◆ **Instruction**: Write the data below out exactly as it stands. Do not include the pictures.

---------- Data shown

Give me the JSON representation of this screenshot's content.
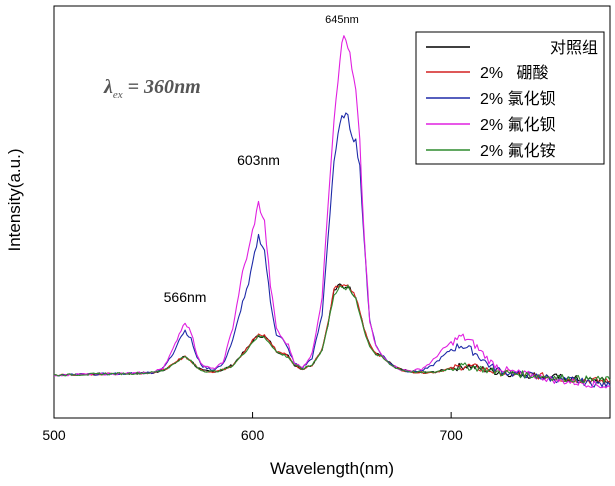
{
  "chart_data": {
    "type": "line",
    "xlabel": "Wavelength(nm)",
    "ylabel": "Intensity(a.u.)",
    "xlim": [
      500,
      780
    ],
    "ylim": [
      -0.5,
      4.3
    ],
    "xticks": [
      500,
      600,
      700
    ],
    "grid": false,
    "legend_position": "top-right",
    "excitation": {
      "lambda": "λ",
      "sub": "ex",
      "rest": " = 360",
      "unit": "nm"
    },
    "peak_labels": [
      {
        "id": "566",
        "text": "566nm",
        "x": 566,
        "y": 0.85
      },
      {
        "id": "603",
        "text": "603nm",
        "x": 603,
        "y": 2.45
      },
      {
        "id": "645",
        "text": "645nm",
        "x": 645,
        "y": 4.1
      }
    ],
    "x": [
      500,
      520,
      540,
      550,
      555,
      560,
      563,
      566,
      569,
      572,
      575,
      580,
      585,
      590,
      595,
      598,
      600,
      603,
      606,
      609,
      612,
      615,
      618,
      621,
      625,
      630,
      635,
      638,
      641,
      644,
      646,
      648,
      650,
      652,
      654,
      656,
      659,
      662,
      665,
      670,
      675,
      680,
      685,
      690,
      695,
      700,
      705,
      708,
      712,
      716,
      720,
      725,
      730,
      735,
      740,
      745,
      750,
      760,
      770,
      780
    ],
    "series": [
      {
        "name": "对照组",
        "color": "#000000",
        "values": [
          0,
          0.01,
          0.02,
          0.03,
          0.06,
          0.12,
          0.18,
          0.22,
          0.17,
          0.09,
          0.05,
          0.04,
          0.06,
          0.12,
          0.25,
          0.33,
          0.4,
          0.46,
          0.45,
          0.38,
          0.28,
          0.25,
          0.22,
          0.12,
          0.07,
          0.12,
          0.3,
          0.6,
          0.98,
          1.05,
          1.02,
          1.04,
          0.97,
          0.92,
          0.75,
          0.55,
          0.35,
          0.25,
          0.22,
          0.12,
          0.06,
          0.04,
          0.03,
          0.03,
          0.05,
          0.08,
          0.1,
          0.11,
          0.09,
          0.07,
          0.05,
          0.03,
          0.02,
          0.01,
          0.0,
          -0.01,
          -0.02,
          -0.04,
          -0.06,
          -0.07
        ]
      },
      {
        "name": "2%   硼酸",
        "color": "#d42020",
        "values": [
          0,
          0.01,
          0.02,
          0.03,
          0.06,
          0.12,
          0.18,
          0.22,
          0.16,
          0.09,
          0.05,
          0.04,
          0.06,
          0.12,
          0.25,
          0.33,
          0.4,
          0.47,
          0.46,
          0.38,
          0.28,
          0.26,
          0.22,
          0.12,
          0.07,
          0.12,
          0.3,
          0.6,
          0.99,
          1.06,
          1.03,
          1.03,
          0.98,
          0.91,
          0.74,
          0.55,
          0.36,
          0.26,
          0.22,
          0.12,
          0.06,
          0.04,
          0.03,
          0.03,
          0.05,
          0.08,
          0.1,
          0.11,
          0.09,
          0.07,
          0.05,
          0.03,
          0.02,
          0.01,
          0.0,
          -0.01,
          -0.03,
          -0.05,
          -0.06,
          -0.08
        ]
      },
      {
        "name": "2% 氯化钡",
        "color": "#1e2aa8",
        "values": [
          0,
          0.01,
          0.02,
          0.03,
          0.08,
          0.25,
          0.42,
          0.52,
          0.42,
          0.2,
          0.1,
          0.06,
          0.12,
          0.4,
          0.85,
          1.05,
          1.3,
          1.62,
          1.45,
          0.85,
          0.48,
          0.42,
          0.3,
          0.14,
          0.08,
          0.2,
          0.7,
          1.6,
          2.5,
          2.9,
          3.05,
          2.98,
          2.82,
          2.72,
          2.45,
          1.6,
          0.65,
          0.35,
          0.24,
          0.12,
          0.06,
          0.04,
          0.05,
          0.1,
          0.2,
          0.3,
          0.35,
          0.32,
          0.26,
          0.18,
          0.1,
          0.05,
          0.02,
          0.01,
          0.0,
          -0.02,
          -0.04,
          -0.06,
          -0.09,
          -0.12
        ]
      },
      {
        "name": "2% 氟化钡",
        "color": "#e020e0",
        "values": [
          0,
          0.01,
          0.02,
          0.03,
          0.09,
          0.3,
          0.48,
          0.62,
          0.5,
          0.24,
          0.11,
          0.07,
          0.14,
          0.55,
          1.2,
          1.45,
          1.68,
          2.0,
          1.78,
          1.05,
          0.55,
          0.42,
          0.35,
          0.15,
          0.08,
          0.25,
          0.9,
          2.0,
          3.0,
          3.7,
          3.95,
          3.85,
          3.55,
          3.3,
          2.7,
          1.7,
          0.62,
          0.34,
          0.23,
          0.12,
          0.06,
          0.05,
          0.07,
          0.15,
          0.28,
          0.38,
          0.45,
          0.42,
          0.35,
          0.25,
          0.15,
          0.08,
          0.04,
          0.02,
          0.0,
          -0.02,
          -0.05,
          -0.08,
          -0.1,
          -0.14
        ]
      },
      {
        "name": "2% 氟化铵",
        "color": "#2e8b2e",
        "values": [
          0,
          0.01,
          0.02,
          0.03,
          0.06,
          0.12,
          0.18,
          0.21,
          0.16,
          0.09,
          0.05,
          0.04,
          0.06,
          0.11,
          0.24,
          0.32,
          0.39,
          0.45,
          0.44,
          0.37,
          0.27,
          0.24,
          0.21,
          0.12,
          0.07,
          0.12,
          0.29,
          0.58,
          0.95,
          1.02,
          1.0,
          1.02,
          0.95,
          0.9,
          0.72,
          0.53,
          0.34,
          0.24,
          0.21,
          0.11,
          0.06,
          0.04,
          0.03,
          0.03,
          0.05,
          0.08,
          0.1,
          0.1,
          0.09,
          0.07,
          0.05,
          0.03,
          0.02,
          0.01,
          0.0,
          -0.01,
          -0.02,
          -0.04,
          -0.05,
          -0.06
        ]
      }
    ]
  }
}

--------------------

◆ **Worked answer**:
Give me the JSON representation of this screenshot's content.
{
  "chart_data": {
    "type": "line",
    "xlabel": "Wavelength(nm)",
    "ylabel": "Intensity(a.u.)",
    "xlim": [
      500,
      780
    ],
    "ylim": [
      -0.5,
      4.3
    ],
    "xticks": [
      500,
      600,
      700
    ],
    "grid": false,
    "legend_position": "top-right",
    "excitation": {
      "lambda": "λ",
      "sub": "ex",
      "rest": " = 360",
      "unit": "nm"
    },
    "peak_labels": [
      {
        "id": "566",
        "text": "566nm",
        "x": 566,
        "y": 0.85
      },
      {
        "id": "603",
        "text": "603nm",
        "x": 603,
        "y": 2.45
      },
      {
        "id": "645",
        "text": "645nm",
        "x": 645,
        "y": 4.1
      }
    ],
    "x": [
      500,
      520,
      540,
      550,
      555,
      560,
      563,
      566,
      569,
      572,
      575,
      580,
      585,
      590,
      595,
      598,
      600,
      603,
      606,
      609,
      612,
      615,
      618,
      621,
      625,
      630,
      635,
      638,
      641,
      644,
      646,
      648,
      650,
      652,
      654,
      656,
      659,
      662,
      665,
      670,
      675,
      680,
      685,
      690,
      695,
      700,
      705,
      708,
      712,
      716,
      720,
      725,
      730,
      735,
      740,
      745,
      750,
      760,
      770,
      780
    ],
    "series": [
      {
        "name": "对照组",
        "color": "#000000",
        "values": [
          0,
          0.01,
          0.02,
          0.03,
          0.06,
          0.12,
          0.18,
          0.22,
          0.17,
          0.09,
          0.05,
          0.04,
          0.06,
          0.12,
          0.25,
          0.33,
          0.4,
          0.46,
          0.45,
          0.38,
          0.28,
          0.25,
          0.22,
          0.12,
          0.07,
          0.12,
          0.3,
          0.6,
          0.98,
          1.05,
          1.02,
          1.04,
          0.97,
          0.92,
          0.75,
          0.55,
          0.35,
          0.25,
          0.22,
          0.12,
          0.06,
          0.04,
          0.03,
          0.03,
          0.05,
          0.08,
          0.1,
          0.11,
          0.09,
          0.07,
          0.05,
          0.03,
          0.02,
          0.01,
          0.0,
          -0.01,
          -0.02,
          -0.04,
          -0.06,
          -0.07
        ]
      },
      {
        "name": "2%   硼酸",
        "color": "#d42020",
        "values": [
          0,
          0.01,
          0.02,
          0.03,
          0.06,
          0.12,
          0.18,
          0.22,
          0.16,
          0.09,
          0.05,
          0.04,
          0.06,
          0.12,
          0.25,
          0.33,
          0.4,
          0.47,
          0.46,
          0.38,
          0.28,
          0.26,
          0.22,
          0.12,
          0.07,
          0.12,
          0.3,
          0.6,
          0.99,
          1.06,
          1.03,
          1.03,
          0.98,
          0.91,
          0.74,
          0.55,
          0.36,
          0.26,
          0.22,
          0.12,
          0.06,
          0.04,
          0.03,
          0.03,
          0.05,
          0.08,
          0.1,
          0.11,
          0.09,
          0.07,
          0.05,
          0.03,
          0.02,
          0.01,
          0.0,
          -0.01,
          -0.03,
          -0.05,
          -0.06,
          -0.08
        ]
      },
      {
        "name": "2% 氯化钡",
        "color": "#1e2aa8",
        "values": [
          0,
          0.01,
          0.02,
          0.03,
          0.08,
          0.25,
          0.42,
          0.52,
          0.42,
          0.2,
          0.1,
          0.06,
          0.12,
          0.4,
          0.85,
          1.05,
          1.3,
          1.62,
          1.45,
          0.85,
          0.48,
          0.42,
          0.3,
          0.14,
          0.08,
          0.2,
          0.7,
          1.6,
          2.5,
          2.9,
          3.05,
          2.98,
          2.82,
          2.72,
          2.45,
          1.6,
          0.65,
          0.35,
          0.24,
          0.12,
          0.06,
          0.04,
          0.05,
          0.1,
          0.2,
          0.3,
          0.35,
          0.32,
          0.26,
          0.18,
          0.1,
          0.05,
          0.02,
          0.01,
          0.0,
          -0.02,
          -0.04,
          -0.06,
          -0.09,
          -0.12
        ]
      },
      {
        "name": "2% 氟化钡",
        "color": "#e020e0",
        "values": [
          0,
          0.01,
          0.02,
          0.03,
          0.09,
          0.3,
          0.48,
          0.62,
          0.5,
          0.24,
          0.11,
          0.07,
          0.14,
          0.55,
          1.2,
          1.45,
          1.68,
          2.0,
          1.78,
          1.05,
          0.55,
          0.42,
          0.35,
          0.15,
          0.08,
          0.25,
          0.9,
          2.0,
          3.0,
          3.7,
          3.95,
          3.85,
          3.55,
          3.3,
          2.7,
          1.7,
          0.62,
          0.34,
          0.23,
          0.12,
          0.06,
          0.05,
          0.07,
          0.15,
          0.28,
          0.38,
          0.45,
          0.42,
          0.35,
          0.25,
          0.15,
          0.08,
          0.04,
          0.02,
          0.0,
          -0.02,
          -0.05,
          -0.08,
          -0.1,
          -0.14
        ]
      },
      {
        "name": "2% 氟化铵",
        "color": "#2e8b2e",
        "values": [
          0,
          0.01,
          0.02,
          0.03,
          0.06,
          0.12,
          0.18,
          0.21,
          0.16,
          0.09,
          0.05,
          0.04,
          0.06,
          0.11,
          0.24,
          0.32,
          0.39,
          0.45,
          0.44,
          0.37,
          0.27,
          0.24,
          0.21,
          0.12,
          0.07,
          0.12,
          0.29,
          0.58,
          0.95,
          1.02,
          1.0,
          1.02,
          0.95,
          0.9,
          0.72,
          0.53,
          0.34,
          0.24,
          0.21,
          0.11,
          0.06,
          0.04,
          0.03,
          0.03,
          0.05,
          0.08,
          0.1,
          0.1,
          0.09,
          0.07,
          0.05,
          0.03,
          0.02,
          0.01,
          0.0,
          -0.01,
          -0.02,
          -0.04,
          -0.05,
          -0.06
        ]
      }
    ]
  }
}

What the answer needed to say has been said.